## [What needs to be done]
Leave out the pictures and reproduce all of the data exactly.

## [Listed records]
_ _ _ _ _ _ _

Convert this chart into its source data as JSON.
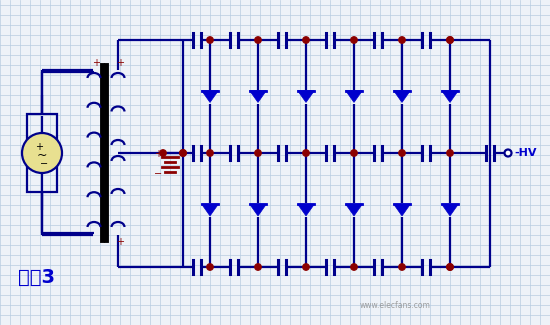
{
  "bg_color": "#eef2f8",
  "grid_color": "#b8cce0",
  "line_color": "#00008B",
  "diode_color": "#0000CC",
  "dot_color": "#8B0000",
  "cap_color": "#00008B",
  "wire_color": "#00008B",
  "label_color": "#0000CD",
  "source_color": "#E8E090",
  "ground_color": "#8B0000",
  "label_text": "电路3",
  "watermark": "www.elecfans.com",
  "fig_width": 5.5,
  "fig_height": 3.25,
  "dpi": 100
}
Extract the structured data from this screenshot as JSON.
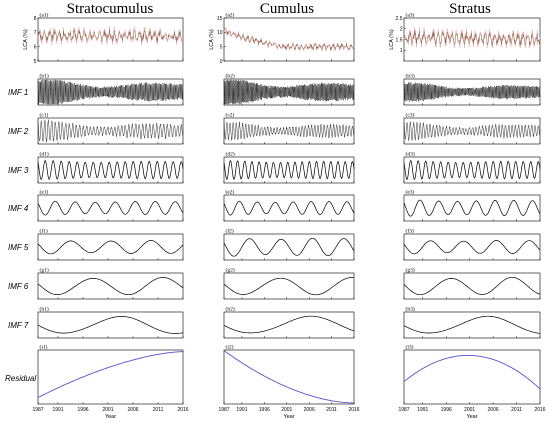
{
  "figure": {
    "columns": [
      "Stratocumulus",
      "Cumulus",
      "Stratus"
    ],
    "row_labels": [
      "",
      "IMF 1",
      "IMF 2",
      "IMF 3",
      "IMF 4",
      "IMF 5",
      "IMF 6",
      "IMF 7",
      "Residual"
    ],
    "panel_tags": [
      [
        "(a1)",
        "(b1)",
        "(c1)",
        "(d1)",
        "(e1)",
        "(f1)",
        "(g1)",
        "(h1)",
        "(i1)"
      ],
      [
        "(a2)",
        "(b2)",
        "(c2)",
        "(d2)",
        "(e2)",
        "(f2)",
        "(g2)",
        "(h2)",
        "(i2)"
      ],
      [
        "(a3)",
        "(b3)",
        "(c3)",
        "(d3)",
        "(e3)",
        "(f3)",
        "(g3)",
        "(h3)",
        "(i3)"
      ]
    ],
    "top_ylabel": "LCA (%)",
    "xlabel": "Year",
    "xticks": [
      "1987",
      "1991",
      "1996",
      "2001",
      "2006",
      "2011",
      "2016"
    ],
    "colors": {
      "raw": "#e8a0a0",
      "fit": "#5a4a2a",
      "imf": "#000000",
      "residual": "#5555cc"
    }
  },
  "chart_data": [
    {
      "type": "line",
      "title": "Stratocumulus",
      "x_range": [
        1987,
        2016
      ],
      "xlabel": "Year",
      "panels": [
        {
          "row": "top",
          "ylabel": "LCA (%)",
          "ylim": [
            5,
            8
          ],
          "yticks": [
            "5",
            "6",
            "7",
            "8"
          ],
          "series_seed": 11,
          "level_start": 6.8,
          "level_end": 6.7,
          "amplitude": 0.5
        },
        {
          "row": "IMF 1",
          "period_years": 0.25,
          "amplitude": 0.8
        },
        {
          "row": "IMF 2",
          "period_years": 0.7,
          "amplitude": 0.7
        },
        {
          "row": "IMF 3",
          "period_years": 1.6,
          "amplitude": 0.8
        },
        {
          "row": "IMF 4",
          "period_years": 4.0,
          "amplitude": 0.6
        },
        {
          "row": "IMF 5",
          "period_years": 8.0,
          "amplitude": 0.6
        },
        {
          "row": "IMF 6",
          "period_years": 14.0,
          "amplitude": 0.8
        },
        {
          "row": "IMF 7",
          "period_years": 22.0,
          "amplitude": 0.8
        },
        {
          "row": "Residual",
          "trend": "increasing"
        }
      ]
    },
    {
      "type": "line",
      "title": "Cumulus",
      "x_range": [
        1987,
        2016
      ],
      "xlabel": "Year",
      "panels": [
        {
          "row": "top",
          "ylabel": "LCA (%)",
          "ylim": [
            0,
            15
          ],
          "yticks": [
            "0",
            "5",
            "10",
            "15"
          ],
          "series_seed": 23,
          "level_start": 11,
          "level_end": 5,
          "amplitude": 1.2
        },
        {
          "row": "IMF 1",
          "period_years": 0.25,
          "amplitude": 0.8
        },
        {
          "row": "IMF 2",
          "period_years": 0.7,
          "amplitude": 0.6
        },
        {
          "row": "IMF 3",
          "period_years": 1.6,
          "amplitude": 0.8
        },
        {
          "row": "IMF 4",
          "period_years": 4.0,
          "amplitude": 0.6
        },
        {
          "row": "IMF 5",
          "period_years": 7.0,
          "amplitude": 0.8
        },
        {
          "row": "IMF 6",
          "period_years": 16.0,
          "amplitude": 0.8
        },
        {
          "row": "IMF 7",
          "period_years": 26.0,
          "amplitude": 0.8
        },
        {
          "row": "Residual",
          "trend": "decreasing"
        }
      ]
    },
    {
      "type": "line",
      "title": "Stratus",
      "x_range": [
        1987,
        2016
      ],
      "xlabel": "Year",
      "panels": [
        {
          "row": "top",
          "ylabel": "LCA (%)",
          "ylim": [
            0.5,
            2.5
          ],
          "yticks": [
            "1",
            "1.5",
            "2",
            "2.5"
          ],
          "series_seed": 37,
          "level_start": 1.6,
          "level_end": 1.5,
          "amplitude": 0.35
        },
        {
          "row": "IMF 1",
          "period_years": 0.25,
          "amplitude": 0.6
        },
        {
          "row": "IMF 2",
          "period_years": 0.7,
          "amplitude": 0.6
        },
        {
          "row": "IMF 3",
          "period_years": 1.6,
          "amplitude": 0.8
        },
        {
          "row": "IMF 4",
          "period_years": 4.0,
          "amplitude": 0.7
        },
        {
          "row": "IMF 5",
          "period_years": 7.0,
          "amplitude": 0.6
        },
        {
          "row": "IMF 6",
          "period_years": 13.0,
          "amplitude": 0.8
        },
        {
          "row": "IMF 7",
          "period_years": 24.0,
          "amplitude": 0.8
        },
        {
          "row": "Residual",
          "trend": "arch"
        }
      ]
    }
  ]
}
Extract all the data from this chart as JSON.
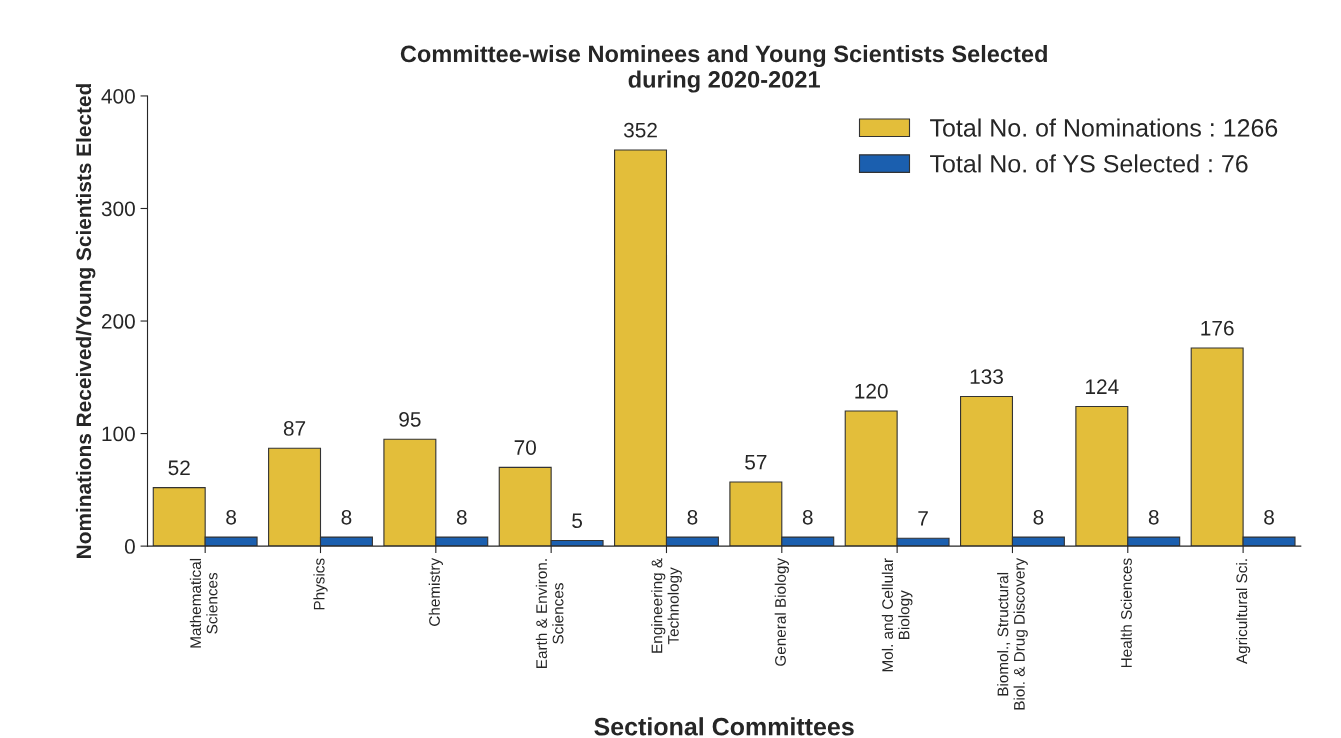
{
  "chart_data": {
    "type": "bar",
    "title": "Committee-wise Nominees and Young Scientists Selected\nduring 2020-2021",
    "xlabel": "Sectional Committees",
    "ylabel": "Nominations Received/Young Scientists Elected",
    "categories": [
      "Mathematical\nSciences",
      "Physics",
      "Chemistry",
      "Earth & Environ.\nSciences",
      "Engineering &\nTechnology",
      "General Biology",
      "Mol. and Cellular\nBiology",
      "Biomol., Structural\nBiol. & Drug Discovery",
      "Health Sciences",
      "Agricultural Sci."
    ],
    "series": [
      {
        "name": "Total No. of Nominations : 1266",
        "color": "#e3be3a",
        "values": [
          52,
          87,
          95,
          70,
          352,
          57,
          120,
          133,
          124,
          176
        ]
      },
      {
        "name": "Total No. of YS Selected : 76",
        "color": "#1b5faf",
        "values": [
          8,
          8,
          8,
          5,
          8,
          8,
          7,
          8,
          8,
          8
        ]
      }
    ],
    "ylim": [
      0,
      400
    ],
    "yticks": [
      0,
      100,
      200,
      300,
      400
    ],
    "data_labels": true,
    "grid": false,
    "legend": "top right"
  }
}
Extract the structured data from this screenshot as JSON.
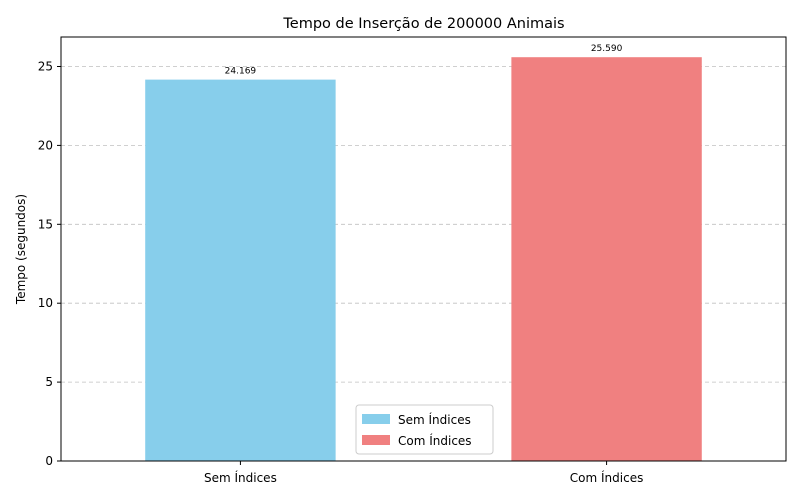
{
  "chart_data": {
    "type": "bar",
    "title": "Tempo de Inserção de 200000 Animais",
    "xlabel": "",
    "ylabel": "Tempo (segundos)",
    "categories": [
      "Sem Índices",
      "Com Índices"
    ],
    "values": [
      24.169,
      25.59
    ],
    "data_labels": [
      "24.169",
      "25.590"
    ],
    "colors": [
      "#87CEEB",
      "#F08080"
    ],
    "ylim": [
      0,
      26.87
    ],
    "yticks": [
      0,
      5,
      10,
      15,
      20,
      25
    ],
    "ytick_labels": [
      "0",
      "5",
      "10",
      "15",
      "20",
      "25"
    ],
    "grid": "y-dashed",
    "legend": {
      "placement": "lower-center",
      "entries": [
        "Sem Índices",
        "Com Índices"
      ]
    }
  }
}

_ _ _ _ _ _ _

## [Exercise output]
Convert this chart into its source data as JSON.
{
  "bg_color": "#eef2f8",
  "grid_color": "#b8cce0",
  "line_color": "#00008B",
  "diode_color": "#0000CC",
  "dot_color": "#8B0000",
  "cap_color": "#00008B",
  "wire_color": "#00008B",
  "label_color": "#0000CD",
  "source_color": "#E8E090",
  "ground_color": "#8B0000",
  "label_text": "电路3",
  "watermark": "www.elecfans.com",
  "fig_width": 5.5,
  "fig_height": 3.25,
  "dpi": 100
}
Extract the structured data from this screenshot as JSON.
{
  "figure": {
    "columns": [
      "Stratocumulus",
      "Cumulus",
      "Stratus"
    ],
    "row_labels": [
      "",
      "IMF 1",
      "IMF 2",
      "IMF 3",
      "IMF 4",
      "IMF 5",
      "IMF 6",
      "IMF 7",
      "Residual"
    ],
    "panel_tags": [
      [
        "(a1)",
        "(b1)",
        "(c1)",
        "(d1)",
        "(e1)",
        "(f1)",
        "(g1)",
        "(h1)",
        "(i1)"
      ],
      [
        "(a2)",
        "(b2)",
        "(c2)",
        "(d2)",
        "(e2)",
        "(f2)",
        "(g2)",
        "(h2)",
        "(i2)"
      ],
      [
        "(a3)",
        "(b3)",
        "(c3)",
        "(d3)",
        "(e3)",
        "(f3)",
        "(g3)",
        "(h3)",
        "(i3)"
      ]
    ],
    "top_ylabel": "LCA (%)",
    "xlabel": "Year",
    "xticks": [
      "1987",
      "1991",
      "1996",
      "2001",
      "2006",
      "2011",
      "2016"
    ],
    "colors": {
      "raw": "#e8a0a0",
      "fit": "#5a4a2a",
      "imf": "#000000",
      "residual": "#5555cc"
    }
  },
  "chart_data": [
    {
      "type": "line",
      "title": "Stratocumulus",
      "x_range": [
        1987,
        2016
      ],
      "xlabel": "Year",
      "panels": [
        {
          "row": "top",
          "ylabel": "LCA (%)",
          "ylim": [
            5,
            8
          ],
          "yticks": [
            "5",
            "6",
            "7",
            "8"
          ],
          "series_seed": 11,
          "level_start": 6.8,
          "level_end": 6.7,
          "amplitude": 0.5
        },
        {
          "row": "IMF 1",
          "period_years": 0.25,
          "amplitude": 0.8
        },
        {
          "row": "IMF 2",
          "period_years": 0.7,
          "amplitude": 0.7
        },
        {
          "row": "IMF 3",
          "period_years": 1.6,
          "amplitude": 0.8
        },
        {
          "row": "IMF 4",
          "period_years": 4.0,
          "amplitude": 0.6
        },
        {
          "row": "IMF 5",
          "period_years": 8.0,
          "amplitude": 0.6
        },
        {
          "row": "IMF 6",
          "period_years": 14.0,
          "amplitude": 0.8
        },
        {
          "row": "IMF 7",
          "period_years": 22.0,
          "amplitude": 0.8
        },
        {
          "row": "Residual",
          "trend": "increasing"
        }
      ]
    },
    {
      "type": "line",
      "title": "Cumulus",
      "x_range": [
        1987,
        2016
      ],
      "xlabel": "Year",
      "panels": [
        {
          "row": "top",
          "ylabel": "LCA (%)",
          "ylim": [
            0,
            15
          ],
          "yticks": [
            "0",
            "5",
            "10",
            "15"
          ],
          "series_seed": 23,
          "level_start": 11,
          "level_end": 5,
          "amplitude": 1.2
        },
        {
          "row": "IMF 1",
          "period_years": 0.25,
          "amplitude": 0.8
        },
        {
          "row": "IMF 2",
          "period_years": 0.7,
          "amplitude": 0.6
        },
        {
          "row": "IMF 3",
          "period_years": 1.6,
          "amplitude": 0.8
        },
        {
          "row": "IMF 4",
          "period_years": 4.0,
          "amplitude": 0.6
        },
        {
          "row": "IMF 5",
          "period_years": 7.0,
          "amplitude": 0.8
        },
        {
          "row": "IMF 6",
          "period_years": 16.0,
          "amplitude": 0.8
        },
        {
          "row": "IMF 7",
          "period_years": 26.0,
          "amplitude": 0.8
        },
        {
          "row": "Residual",
          "trend": "decreasing"
        }
      ]
    },
    {
      "type": "line",
      "title": "Stratus",
      "x_range": [
        1987,
        2016
      ],
      "xlabel": "Year",
      "panels": [
        {
          "row": "top",
          "ylabel": "LCA (%)",
          "ylim": [
            0.5,
            2.5
          ],
          "yticks": [
            "1",
            "1.5",
            "2",
            "2.5"
          ],
          "series_seed": 37,
          "level_start": 1.6,
          "level_end": 1.5,
          "amplitude": 0.35
        },
        {
          "row": "IMF 1",
          "period_years": 0.25,
          "amplitude": 0.6
        },
        {
          "row": "IMF 2",
          "period_years": 0.7,
          "amplitude": 0.6
        },
        {
          "row": "IMF 3",
          "period_years": 1.6,
          "amplitude": 0.8
        },
        {
          "row": "IMF 4",
          "period_years": 4.0,
          "amplitude": 0.7
        },
        {
          "row": "IMF 5",
          "period_years": 7.0,
          "amplitude": 0.6
        },
        {
          "row": "IMF 6",
          "period_years": 13.0,
          "amplitude": 0.8
        },
        {
          "row": "IMF 7",
          "period_years": 24.0,
          "amplitude": 0.8
        },
        {
          "row": "Residual",
          "trend": "arch"
        }
      ]
    }
  ]
}
Extract all the data from this chart as JSON.
{
  "chart_data": {
    "type": "bar",
    "title": "Committee-wise Nominees and Young Scientists Selected\nduring 2020-2021",
    "xlabel": "Sectional Committees",
    "ylabel": "Nominations Received/Young Scientists Elected",
    "categories": [
      "Mathematical\nSciences",
      "Physics",
      "Chemistry",
      "Earth & Environ.\nSciences",
      "Engineering &\nTechnology",
      "General Biology",
      "Mol. and Cellular\nBiology",
      "Biomol., Structural\nBiol. & Drug Discovery",
      "Health Sciences",
      "Agricultural Sci."
    ],
    "series": [
      {
        "name": "Total No. of Nominations : 1266",
        "color": "#e3be3a",
        "values": [
          52,
          87,
          95,
          70,
          352,
          57,
          120,
          133,
          124,
          176
        ]
      },
      {
        "name": "Total No. of YS Selected : 76",
        "color": "#1b5faf",
        "values": [
          8,
          8,
          8,
          5,
          8,
          8,
          7,
          8,
          8,
          8
        ]
      }
    ],
    "ylim": [
      0,
      400
    ],
    "yticks": [
      0,
      100,
      200,
      300,
      400
    ],
    "data_labels": true,
    "grid": false,
    "legend": "top right"
  }
}
Extract the structured data from this screenshot as JSON.
{
  "chart_data": {
    "type": "bar",
    "title": "Tempo de Inserção de 200000 Animais",
    "xlabel": "",
    "ylabel": "Tempo (segundos)",
    "categories": [
      "Sem Índices",
      "Com Índices"
    ],
    "values": [
      24.169,
      25.59
    ],
    "data_labels": [
      "24.169",
      "25.590"
    ],
    "colors": [
      "#87CEEB",
      "#F08080"
    ],
    "ylim": [
      0,
      26.87
    ],
    "yticks": [
      0,
      5,
      10,
      15,
      20,
      25
    ],
    "ytick_labels": [
      "0",
      "5",
      "10",
      "15",
      "20",
      "25"
    ],
    "grid": "y-dashed",
    "legend": {
      "placement": "lower-center",
      "entries": [
        "Sem Índices",
        "Com Índices"
      ]
    }
  }
}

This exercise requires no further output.